Work task:
Without skipping any entry, transcribe the data word for word.

Data extract:
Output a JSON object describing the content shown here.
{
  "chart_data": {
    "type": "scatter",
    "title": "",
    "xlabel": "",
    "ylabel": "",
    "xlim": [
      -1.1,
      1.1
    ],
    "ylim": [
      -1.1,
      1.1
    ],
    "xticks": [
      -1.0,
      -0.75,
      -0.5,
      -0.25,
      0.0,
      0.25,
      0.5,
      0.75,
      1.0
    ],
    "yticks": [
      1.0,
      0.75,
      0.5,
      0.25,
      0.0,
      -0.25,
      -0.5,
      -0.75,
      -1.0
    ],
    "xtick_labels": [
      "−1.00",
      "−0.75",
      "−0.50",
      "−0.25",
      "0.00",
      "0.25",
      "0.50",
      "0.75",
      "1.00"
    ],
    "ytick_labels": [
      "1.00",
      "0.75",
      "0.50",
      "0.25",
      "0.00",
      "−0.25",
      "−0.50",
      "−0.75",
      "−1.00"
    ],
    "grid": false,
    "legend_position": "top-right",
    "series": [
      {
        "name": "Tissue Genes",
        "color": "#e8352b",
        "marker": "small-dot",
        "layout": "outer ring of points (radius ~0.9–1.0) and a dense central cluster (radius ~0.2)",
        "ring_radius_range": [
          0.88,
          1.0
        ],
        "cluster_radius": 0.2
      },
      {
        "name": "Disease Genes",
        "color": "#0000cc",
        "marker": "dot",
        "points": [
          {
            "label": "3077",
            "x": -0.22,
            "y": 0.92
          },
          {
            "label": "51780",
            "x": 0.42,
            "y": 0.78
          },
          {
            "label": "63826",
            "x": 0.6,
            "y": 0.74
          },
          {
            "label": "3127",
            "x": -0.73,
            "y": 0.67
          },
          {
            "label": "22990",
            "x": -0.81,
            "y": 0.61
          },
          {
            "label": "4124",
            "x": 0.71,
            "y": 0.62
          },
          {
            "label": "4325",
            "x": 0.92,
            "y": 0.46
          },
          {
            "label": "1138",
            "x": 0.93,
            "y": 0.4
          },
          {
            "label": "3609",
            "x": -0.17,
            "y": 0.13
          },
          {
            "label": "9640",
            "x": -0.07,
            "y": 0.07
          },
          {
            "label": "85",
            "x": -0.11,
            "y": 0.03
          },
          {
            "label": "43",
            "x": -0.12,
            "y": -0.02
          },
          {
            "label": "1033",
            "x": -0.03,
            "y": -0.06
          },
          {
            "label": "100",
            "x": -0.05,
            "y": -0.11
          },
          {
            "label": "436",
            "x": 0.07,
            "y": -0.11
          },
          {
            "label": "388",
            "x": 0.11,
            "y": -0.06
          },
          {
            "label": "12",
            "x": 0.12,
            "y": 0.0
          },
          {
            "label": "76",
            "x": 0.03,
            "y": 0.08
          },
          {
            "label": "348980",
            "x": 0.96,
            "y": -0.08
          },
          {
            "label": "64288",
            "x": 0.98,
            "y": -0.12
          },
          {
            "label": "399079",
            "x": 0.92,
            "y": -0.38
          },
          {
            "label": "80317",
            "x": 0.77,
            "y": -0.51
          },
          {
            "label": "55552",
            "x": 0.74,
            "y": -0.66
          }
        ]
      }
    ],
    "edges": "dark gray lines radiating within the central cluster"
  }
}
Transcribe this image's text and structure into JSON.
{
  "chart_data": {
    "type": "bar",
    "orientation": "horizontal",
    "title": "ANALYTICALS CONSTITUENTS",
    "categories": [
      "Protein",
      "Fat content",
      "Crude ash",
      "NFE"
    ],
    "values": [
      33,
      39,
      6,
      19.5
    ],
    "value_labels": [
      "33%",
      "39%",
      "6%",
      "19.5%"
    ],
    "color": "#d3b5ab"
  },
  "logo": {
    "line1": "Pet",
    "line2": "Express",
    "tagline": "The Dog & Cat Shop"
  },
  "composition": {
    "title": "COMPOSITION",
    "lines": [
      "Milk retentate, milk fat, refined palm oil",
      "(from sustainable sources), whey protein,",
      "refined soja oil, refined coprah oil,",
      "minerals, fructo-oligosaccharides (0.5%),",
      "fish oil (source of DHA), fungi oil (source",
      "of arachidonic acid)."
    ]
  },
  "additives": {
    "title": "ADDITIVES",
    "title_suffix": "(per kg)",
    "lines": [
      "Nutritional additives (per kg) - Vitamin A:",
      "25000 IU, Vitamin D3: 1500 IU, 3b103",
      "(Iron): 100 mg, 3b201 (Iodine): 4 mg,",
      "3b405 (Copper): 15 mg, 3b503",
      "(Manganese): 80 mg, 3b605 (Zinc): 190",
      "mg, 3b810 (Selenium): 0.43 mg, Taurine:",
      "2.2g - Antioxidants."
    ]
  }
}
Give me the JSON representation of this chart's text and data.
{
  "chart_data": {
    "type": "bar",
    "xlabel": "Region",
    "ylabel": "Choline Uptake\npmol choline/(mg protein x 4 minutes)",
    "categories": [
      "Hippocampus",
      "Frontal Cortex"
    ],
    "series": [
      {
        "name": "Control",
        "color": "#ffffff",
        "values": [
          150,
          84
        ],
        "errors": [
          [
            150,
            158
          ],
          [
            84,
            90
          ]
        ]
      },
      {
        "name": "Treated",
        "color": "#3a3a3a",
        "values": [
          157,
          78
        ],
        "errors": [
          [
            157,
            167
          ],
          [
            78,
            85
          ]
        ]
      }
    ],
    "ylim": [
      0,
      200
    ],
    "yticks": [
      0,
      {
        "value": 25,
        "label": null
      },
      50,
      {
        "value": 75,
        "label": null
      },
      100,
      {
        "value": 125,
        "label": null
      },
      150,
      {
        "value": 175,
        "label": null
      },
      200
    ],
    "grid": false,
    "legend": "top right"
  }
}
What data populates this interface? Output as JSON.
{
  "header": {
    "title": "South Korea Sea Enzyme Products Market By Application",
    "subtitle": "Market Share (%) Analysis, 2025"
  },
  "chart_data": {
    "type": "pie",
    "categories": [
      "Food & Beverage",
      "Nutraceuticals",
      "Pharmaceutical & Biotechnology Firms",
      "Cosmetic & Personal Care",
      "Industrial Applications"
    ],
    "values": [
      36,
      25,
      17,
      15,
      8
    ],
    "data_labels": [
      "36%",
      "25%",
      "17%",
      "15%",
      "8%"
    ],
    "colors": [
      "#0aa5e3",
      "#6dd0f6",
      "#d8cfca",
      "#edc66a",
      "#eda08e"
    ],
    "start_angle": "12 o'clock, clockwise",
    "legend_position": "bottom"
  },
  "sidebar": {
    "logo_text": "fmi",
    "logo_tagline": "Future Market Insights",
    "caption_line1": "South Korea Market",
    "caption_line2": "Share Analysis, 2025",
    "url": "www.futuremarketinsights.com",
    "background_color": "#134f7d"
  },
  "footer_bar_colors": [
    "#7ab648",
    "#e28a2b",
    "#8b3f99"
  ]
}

Output for this task:
Output a JSON object describing the content shown here.
{
  "chart_data": {
    "type": "scatter",
    "title": "",
    "xlabel": "",
    "ylabel": "",
    "xlim": [
      -1.1,
      1.1
    ],
    "ylim": [
      -1.1,
      1.1
    ],
    "xticks": [
      -1.0,
      -0.75,
      -0.5,
      -0.25,
      0.0,
      0.25,
      0.5,
      0.75,
      1.0
    ],
    "yticks": [
      1.0,
      0.75,
      0.5,
      0.25,
      0.0,
      -0.25,
      -0.5,
      -0.75,
      -1.0
    ],
    "xtick_labels": [
      "−1.00",
      "−0.75",
      "−0.50",
      "−0.25",
      "0.00",
      "0.25",
      "0.50",
      "0.75",
      "1.00"
    ],
    "ytick_labels": [
      "1.00",
      "0.75",
      "0.50",
      "0.25",
      "0.00",
      "−0.25",
      "−0.50",
      "−0.75",
      "−1.00"
    ],
    "grid": false,
    "legend_position": "top-right",
    "series": [
      {
        "name": "Tissue Genes",
        "color": "#e8352b",
        "marker": "small-dot",
        "layout": "outer ring of points (radius ~0.9–1.0) and a dense central cluster (radius ~0.2)",
        "ring_radius_range": [
          0.88,
          1.0
        ],
        "cluster_radius": 0.2
      },
      {
        "name": "Disease Genes",
        "color": "#0000cc",
        "marker": "dot",
        "points": [
          {
            "label": "3077",
            "x": -0.22,
            "y": 0.92
          },
          {
            "label": "51780",
            "x": 0.42,
            "y": 0.78
          },
          {
            "label": "63826",
            "x": 0.6,
            "y": 0.74
          },
          {
            "label": "3127",
            "x": -0.73,
            "y": 0.67
          },
          {
            "label": "22990",
            "x": -0.81,
            "y": 0.61
          },
          {
            "label": "4124",
            "x": 0.71,
            "y": 0.62
          },
          {
            "label": "4325",
            "x": 0.92,
            "y": 0.46
          },
          {
            "label": "1138",
            "x": 0.93,
            "y": 0.4
          },
          {
            "label": "3609",
            "x": -0.17,
            "y": 0.13
          },
          {
            "label": "9640",
            "x": -0.07,
            "y": 0.07
          },
          {
            "label": "85",
            "x": -0.11,
            "y": 0.03
          },
          {
            "label": "43",
            "x": -0.12,
            "y": -0.02
          },
          {
            "label": "1033",
            "x": -0.03,
            "y": -0.06
          },
          {
            "label": "100",
            "x": -0.05,
            "y": -0.11
          },
          {
            "label": "436",
            "x": 0.07,
            "y": -0.11
          },
          {
            "label": "388",
            "x": 0.11,
            "y": -0.06
          },
          {
            "label": "12",
            "x": 0.12,
            "y": 0.0
          },
          {
            "label": "76",
            "x": 0.03,
            "y": 0.08
          },
          {
            "label": "348980",
            "x": 0.96,
            "y": -0.08
          },
          {
            "label": "64288",
            "x": 0.98,
            "y": -0.12
          },
          {
            "label": "399079",
            "x": 0.92,
            "y": -0.38
          },
          {
            "label": "80317",
            "x": 0.77,
            "y": -0.51
          },
          {
            "label": "55552",
            "x": 0.74,
            "y": -0.66
          }
        ]
      }
    ],
    "edges": "dark gray lines radiating within the central cluster"
  }
}
Transcribe this image's text and structure into JSON.
{
  "chart_data": {
    "type": "bar",
    "orientation": "horizontal",
    "title": "ANALYTICALS CONSTITUENTS",
    "categories": [
      "Protein",
      "Fat content",
      "Crude ash",
      "NFE"
    ],
    "values": [
      33,
      39,
      6,
      19.5
    ],
    "value_labels": [
      "33%",
      "39%",
      "6%",
      "19.5%"
    ],
    "color": "#d3b5ab"
  },
  "logo": {
    "line1": "Pet",
    "line2": "Express",
    "tagline": "The Dog & Cat Shop"
  },
  "composition": {
    "title": "COMPOSITION",
    "lines": [
      "Milk retentate, milk fat, refined palm oil",
      "(from sustainable sources), whey protein,",
      "refined soja oil, refined coprah oil,",
      "minerals, fructo-oligosaccharides (0.5%),",
      "fish oil (source of DHA), fungi oil (source",
      "of arachidonic acid)."
    ]
  },
  "additives": {
    "title": "ADDITIVES",
    "title_suffix": "(per kg)",
    "lines": [
      "Nutritional additives (per kg) - Vitamin A:",
      "25000 IU, Vitamin D3: 1500 IU, 3b103",
      "(Iron): 100 mg, 3b201 (Iodine): 4 mg,",
      "3b405 (Copper): 15 mg, 3b503",
      "(Manganese): 80 mg, 3b605 (Zinc): 190",
      "mg, 3b810 (Selenium): 0.43 mg, Taurine:",
      "2.2g - Antioxidants."
    ]
  }
}
Give me the JSON representation of this chart's text and data.
{
  "chart_data": {
    "type": "bar",
    "xlabel": "Region",
    "ylabel": "Choline Uptake\npmol choline/(mg protein x 4 minutes)",
    "categories": [
      "Hippocampus",
      "Frontal Cortex"
    ],
    "series": [
      {
        "name": "Control",
        "color": "#ffffff",
        "values": [
          150,
          84
        ],
        "errors": [
          [
            150,
            158
          ],
          [
            84,
            90
          ]
        ]
      },
      {
        "name": "Treated",
        "color": "#3a3a3a",
        "values": [
          157,
          78
        ],
        "errors": [
          [
            157,
            167
          ],
          [
            78,
            85
          ]
        ]
      }
    ],
    "ylim": [
      0,
      200
    ],
    "yticks": [
      0,
      {
        "value": 25,
        "label": null
      },
      50,
      {
        "value": 75,
        "label": null
      },
      100,
      {
        "value": 125,
        "label": null
      },
      150,
      {
        "value": 175,
        "label": null
      },
      200
    ],
    "grid": false,
    "legend": "top right"
  }
}
What data populates this interface? Output as JSON.
{
  "header": {
    "title": "South Korea Sea Enzyme Products Market By Application",
    "subtitle": "Market Share (%) Analysis, 2025"
  },
  "chart_data": {
    "type": "pie",
    "categories": [
      "Food & Beverage",
      "Nutraceuticals",
      "Pharmaceutical & Biotechnology Firms",
      "Cosmetic & Personal Care",
      "Industrial Applications"
    ],
    "values": [
      36,
      25,
      17,
      15,
      8
    ],
    "data_labels": [
      "36%",
      "25%",
      "17%",
      "15%",
      "8%"
    ],
    "colors": [
      "#0aa5e3",
      "#6dd0f6",
      "#d8cfca",
      "#edc66a",
      "#eda08e"
    ],
    "start_angle": "12 o'clock, clockwise",
    "legend_position": "bottom"
  },
  "sidebar": {
    "logo_text": "fmi",
    "logo_tagline": "Future Market Insights",
    "caption_line1": "South Korea Market",
    "caption_line2": "Share Analysis, 2025",
    "url": "www.futuremarketinsights.com",
    "background_color": "#134f7d"
  },
  "footer_bar_colors": [
    "#7ab648",
    "#e28a2b",
    "#8b3f99"
  ]
}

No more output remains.